--- Start of Extracted information ---
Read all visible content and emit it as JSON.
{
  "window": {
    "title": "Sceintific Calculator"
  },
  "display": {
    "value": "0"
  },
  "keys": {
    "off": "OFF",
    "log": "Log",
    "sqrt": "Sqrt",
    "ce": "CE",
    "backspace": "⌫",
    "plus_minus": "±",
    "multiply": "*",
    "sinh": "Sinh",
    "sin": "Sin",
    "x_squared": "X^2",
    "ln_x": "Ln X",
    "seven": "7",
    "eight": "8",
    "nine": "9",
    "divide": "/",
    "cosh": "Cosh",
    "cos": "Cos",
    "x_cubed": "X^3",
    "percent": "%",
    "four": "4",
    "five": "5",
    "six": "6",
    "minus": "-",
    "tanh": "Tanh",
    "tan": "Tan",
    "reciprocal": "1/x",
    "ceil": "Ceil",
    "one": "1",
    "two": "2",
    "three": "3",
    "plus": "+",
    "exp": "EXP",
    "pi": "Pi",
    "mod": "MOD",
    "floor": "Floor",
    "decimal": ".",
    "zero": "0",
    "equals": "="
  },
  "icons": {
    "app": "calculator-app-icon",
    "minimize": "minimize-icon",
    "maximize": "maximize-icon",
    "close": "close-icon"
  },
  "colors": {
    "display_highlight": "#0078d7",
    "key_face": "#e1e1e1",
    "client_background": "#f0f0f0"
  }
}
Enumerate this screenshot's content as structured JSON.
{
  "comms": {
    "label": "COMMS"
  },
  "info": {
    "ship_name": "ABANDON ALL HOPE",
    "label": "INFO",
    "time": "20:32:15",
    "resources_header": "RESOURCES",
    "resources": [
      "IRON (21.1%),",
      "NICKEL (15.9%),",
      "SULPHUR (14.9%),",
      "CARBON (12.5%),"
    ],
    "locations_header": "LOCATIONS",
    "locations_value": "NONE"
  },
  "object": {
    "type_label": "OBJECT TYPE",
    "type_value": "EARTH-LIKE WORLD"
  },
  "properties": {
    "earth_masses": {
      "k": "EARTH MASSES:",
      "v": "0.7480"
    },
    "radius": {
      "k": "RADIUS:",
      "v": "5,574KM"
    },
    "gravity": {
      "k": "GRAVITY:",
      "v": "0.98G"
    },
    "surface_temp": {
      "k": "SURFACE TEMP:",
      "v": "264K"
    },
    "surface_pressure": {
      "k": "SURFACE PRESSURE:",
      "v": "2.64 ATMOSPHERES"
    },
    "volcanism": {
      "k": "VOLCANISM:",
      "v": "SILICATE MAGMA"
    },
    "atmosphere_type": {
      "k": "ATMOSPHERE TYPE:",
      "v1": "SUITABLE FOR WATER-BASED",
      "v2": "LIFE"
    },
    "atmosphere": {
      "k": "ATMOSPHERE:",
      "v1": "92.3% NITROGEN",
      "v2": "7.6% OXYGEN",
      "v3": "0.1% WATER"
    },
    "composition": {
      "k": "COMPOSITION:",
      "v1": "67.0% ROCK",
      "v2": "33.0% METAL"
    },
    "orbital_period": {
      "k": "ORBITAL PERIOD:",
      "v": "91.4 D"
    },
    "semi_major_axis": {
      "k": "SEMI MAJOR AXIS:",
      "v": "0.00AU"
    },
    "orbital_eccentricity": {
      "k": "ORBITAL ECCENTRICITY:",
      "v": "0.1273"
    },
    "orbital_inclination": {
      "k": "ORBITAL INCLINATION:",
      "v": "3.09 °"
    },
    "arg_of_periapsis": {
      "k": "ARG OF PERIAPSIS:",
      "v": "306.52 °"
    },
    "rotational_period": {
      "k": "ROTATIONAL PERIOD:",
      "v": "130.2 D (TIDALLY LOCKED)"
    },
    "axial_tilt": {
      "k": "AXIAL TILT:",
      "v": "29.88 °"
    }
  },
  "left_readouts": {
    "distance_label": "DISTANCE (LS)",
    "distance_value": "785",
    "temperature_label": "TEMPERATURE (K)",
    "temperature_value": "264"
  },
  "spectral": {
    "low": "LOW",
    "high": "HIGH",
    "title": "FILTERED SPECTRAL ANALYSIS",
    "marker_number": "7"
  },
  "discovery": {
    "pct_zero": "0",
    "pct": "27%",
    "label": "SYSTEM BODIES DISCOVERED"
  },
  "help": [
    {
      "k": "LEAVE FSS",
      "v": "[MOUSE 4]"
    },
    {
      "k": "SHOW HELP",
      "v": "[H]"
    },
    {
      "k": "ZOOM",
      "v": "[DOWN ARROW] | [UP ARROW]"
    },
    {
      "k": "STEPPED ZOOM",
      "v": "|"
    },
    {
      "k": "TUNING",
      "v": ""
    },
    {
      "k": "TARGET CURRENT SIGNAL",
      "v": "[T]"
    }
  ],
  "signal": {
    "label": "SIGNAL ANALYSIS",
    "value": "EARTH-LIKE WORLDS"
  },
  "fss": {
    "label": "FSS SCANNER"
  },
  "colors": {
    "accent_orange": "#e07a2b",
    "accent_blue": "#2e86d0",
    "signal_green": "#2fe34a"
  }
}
--- End of Extracted information ---
### Aim of the task
From the records above, please extract every line and repeat it exactly.

### Task result
Read all visible content and emit it as JSON.
{
  "window": {
    "title": "Sceintific Calculator"
  },
  "display": {
    "value": "0"
  },
  "keys": {
    "off": "OFF",
    "log": "Log",
    "sqrt": "Sqrt",
    "ce": "CE",
    "backspace": "⌫",
    "plus_minus": "±",
    "multiply": "*",
    "sinh": "Sinh",
    "sin": "Sin",
    "x_squared": "X^2",
    "ln_x": "Ln X",
    "seven": "7",
    "eight": "8",
    "nine": "9",
    "divide": "/",
    "cosh": "Cosh",
    "cos": "Cos",
    "x_cubed": "X^3",
    "percent": "%",
    "four": "4",
    "five": "5",
    "six": "6",
    "minus": "-",
    "tanh": "Tanh",
    "tan": "Tan",
    "reciprocal": "1/x",
    "ceil": "Ceil",
    "one": "1",
    "two": "2",
    "three": "3",
    "plus": "+",
    "exp": "EXP",
    "pi": "Pi",
    "mod": "MOD",
    "floor": "Floor",
    "decimal": ".",
    "zero": "0",
    "equals": "="
  },
  "icons": {
    "app": "calculator-app-icon",
    "minimize": "minimize-icon",
    "maximize": "maximize-icon",
    "close": "close-icon"
  },
  "colors": {
    "display_highlight": "#0078d7",
    "key_face": "#e1e1e1",
    "client_background": "#f0f0f0"
  }
}
Enumerate this screenshot's content as structured JSON.
{
  "comms": {
    "label": "COMMS"
  },
  "info": {
    "ship_name": "ABANDON ALL HOPE",
    "label": "INFO",
    "time": "20:32:15",
    "resources_header": "RESOURCES",
    "resources": [
      "IRON (21.1%),",
      "NICKEL (15.9%),",
      "SULPHUR (14.9%),",
      "CARBON (12.5%),"
    ],
    "locations_header": "LOCATIONS",
    "locations_value": "NONE"
  },
  "object": {
    "type_label": "OBJECT TYPE",
    "type_value": "EARTH-LIKE WORLD"
  },
  "properties": {
    "earth_masses": {
      "k": "EARTH MASSES:",
      "v": "0.7480"
    },
    "radius": {
      "k": "RADIUS:",
      "v": "5,574KM"
    },
    "gravity": {
      "k": "GRAVITY:",
      "v": "0.98G"
    },
    "surface_temp": {
      "k": "SURFACE TEMP:",
      "v": "264K"
    },
    "surface_pressure": {
      "k": "SURFACE PRESSURE:",
      "v": "2.64 ATMOSPHERES"
    },
    "volcanism": {
      "k": "VOLCANISM:",
      "v": "SILICATE MAGMA"
    },
    "atmosphere_type": {
      "k": "ATMOSPHERE TYPE:",
      "v1": "SUITABLE FOR WATER-BASED",
      "v2": "LIFE"
    },
    "atmosphere": {
      "k": "ATMOSPHERE:",
      "v1": "92.3% NITROGEN",
      "v2": "7.6% OXYGEN",
      "v3": "0.1% WATER"
    },
    "composition": {
      "k": "COMPOSITION:",
      "v1": "67.0% ROCK",
      "v2": "33.0% METAL"
    },
    "orbital_period": {
      "k": "ORBITAL PERIOD:",
      "v": "91.4 D"
    },
    "semi_major_axis": {
      "k": "SEMI MAJOR AXIS:",
      "v": "0.00AU"
    },
    "orbital_eccentricity": {
      "k": "ORBITAL ECCENTRICITY:",
      "v": "0.1273"
    },
    "orbital_inclination": {
      "k": "ORBITAL INCLINATION:",
      "v": "3.09 °"
    },
    "arg_of_periapsis": {
      "k": "ARG OF PERIAPSIS:",
      "v": "306.52 °"
    },
    "rotational_period": {
      "k": "ROTATIONAL PERIOD:",
      "v": "130.2 D (TIDALLY LOCKED)"
    },
    "axial_tilt": {
      "k": "AXIAL TILT:",
      "v": "29.88 °"
    }
  },
  "left_readouts": {
    "distance_label": "DISTANCE (LS)",
    "distance_value": "785",
    "temperature_label": "TEMPERATURE (K)",
    "temperature_value": "264"
  },
  "spectral": {
    "low": "LOW",
    "high": "HIGH",
    "title": "FILTERED SPECTRAL ANALYSIS",
    "marker_number": "7"
  },
  "discovery": {
    "pct_zero": "0",
    "pct": "27%",
    "label": "SYSTEM BODIES DISCOVERED"
  },
  "help": [
    {
      "k": "LEAVE FSS",
      "v": "[MOUSE 4]"
    },
    {
      "k": "SHOW HELP",
      "v": "[H]"
    },
    {
      "k": "ZOOM",
      "v": "[DOWN ARROW] | [UP ARROW]"
    },
    {
      "k": "STEPPED ZOOM",
      "v": "|"
    },
    {
      "k": "TUNING",
      "v": ""
    },
    {
      "k": "TARGET CURRENT SIGNAL",
      "v": "[T]"
    }
  ],
  "signal": {
    "label": "SIGNAL ANALYSIS",
    "value": "EARTH-LIKE WORLDS"
  },
  "fss": {
    "label": "FSS SCANNER"
  },
  "colors": {
    "accent_orange": "#e07a2b",
    "accent_blue": "#2e86d0",
    "signal_green": "#2fe34a"
  }
}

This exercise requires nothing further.